*GIVEN REQUEST*
Repeat every entry word for word, skipping the pictures.
-- begin RECORDS --
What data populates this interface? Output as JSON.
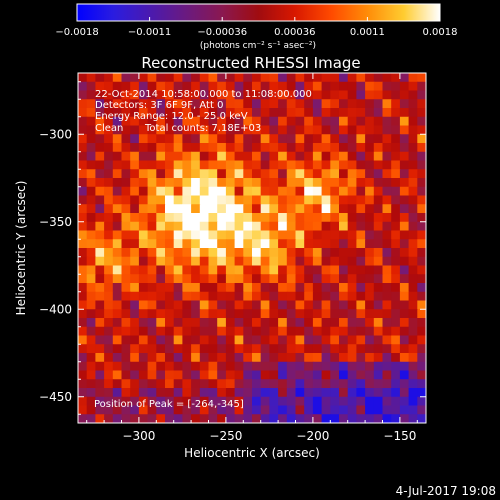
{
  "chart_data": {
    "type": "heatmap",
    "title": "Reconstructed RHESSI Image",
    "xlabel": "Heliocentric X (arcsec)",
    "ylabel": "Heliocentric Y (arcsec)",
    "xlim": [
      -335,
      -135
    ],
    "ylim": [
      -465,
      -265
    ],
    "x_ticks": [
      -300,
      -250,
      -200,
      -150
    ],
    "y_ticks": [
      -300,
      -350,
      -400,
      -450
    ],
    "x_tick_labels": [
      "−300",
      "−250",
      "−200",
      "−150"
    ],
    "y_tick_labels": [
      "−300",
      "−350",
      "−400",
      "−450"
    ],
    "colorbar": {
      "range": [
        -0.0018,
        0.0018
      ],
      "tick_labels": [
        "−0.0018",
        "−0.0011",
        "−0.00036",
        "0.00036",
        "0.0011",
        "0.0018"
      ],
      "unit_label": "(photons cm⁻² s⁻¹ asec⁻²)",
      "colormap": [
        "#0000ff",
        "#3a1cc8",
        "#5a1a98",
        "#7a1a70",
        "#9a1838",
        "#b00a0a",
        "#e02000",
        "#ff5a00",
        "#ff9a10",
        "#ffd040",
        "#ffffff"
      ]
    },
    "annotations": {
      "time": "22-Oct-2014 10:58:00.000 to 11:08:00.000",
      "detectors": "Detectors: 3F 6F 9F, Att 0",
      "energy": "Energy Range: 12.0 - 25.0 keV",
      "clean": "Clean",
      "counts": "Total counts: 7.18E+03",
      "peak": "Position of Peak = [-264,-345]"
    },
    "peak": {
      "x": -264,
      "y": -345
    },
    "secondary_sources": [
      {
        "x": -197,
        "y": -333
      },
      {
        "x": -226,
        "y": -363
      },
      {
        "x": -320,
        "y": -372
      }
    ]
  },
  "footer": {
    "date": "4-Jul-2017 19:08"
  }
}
-- end RECORDS --
*FULL ANSWER*
What data populates this interface? Output as JSON.
{
  "chart_data": {
    "type": "heatmap",
    "title": "Reconstructed RHESSI Image",
    "xlabel": "Heliocentric X (arcsec)",
    "ylabel": "Heliocentric Y (arcsec)",
    "xlim": [
      -335,
      -135
    ],
    "ylim": [
      -465,
      -265
    ],
    "x_ticks": [
      -300,
      -250,
      -200,
      -150
    ],
    "y_ticks": [
      -300,
      -350,
      -400,
      -450
    ],
    "x_tick_labels": [
      "−300",
      "−250",
      "−200",
      "−150"
    ],
    "y_tick_labels": [
      "−300",
      "−350",
      "−400",
      "−450"
    ],
    "colorbar": {
      "range": [
        -0.0018,
        0.0018
      ],
      "tick_labels": [
        "−0.0018",
        "−0.0011",
        "−0.00036",
        "0.00036",
        "0.0011",
        "0.0018"
      ],
      "unit_label": "(photons cm⁻² s⁻¹ asec⁻²)",
      "colormap": [
        "#0000ff",
        "#3a1cc8",
        "#5a1a98",
        "#7a1a70",
        "#9a1838",
        "#b00a0a",
        "#e02000",
        "#ff5a00",
        "#ff9a10",
        "#ffd040",
        "#ffffff"
      ]
    },
    "annotations": {
      "time": "22-Oct-2014 10:58:00.000 to 11:08:00.000",
      "detectors": "Detectors: 3F 6F 9F, Att 0",
      "energy": "Energy Range: 12.0 - 25.0 keV",
      "clean": "Clean",
      "counts": "Total counts: 7.18E+03",
      "peak": "Position of Peak = [-264,-345]"
    },
    "peak": {
      "x": -264,
      "y": -345
    },
    "secondary_sources": [
      {
        "x": -197,
        "y": -333
      },
      {
        "x": -226,
        "y": -363
      },
      {
        "x": -320,
        "y": -372
      }
    ]
  },
  "footer": {
    "date": "4-Jul-2017 19:08"
  }
}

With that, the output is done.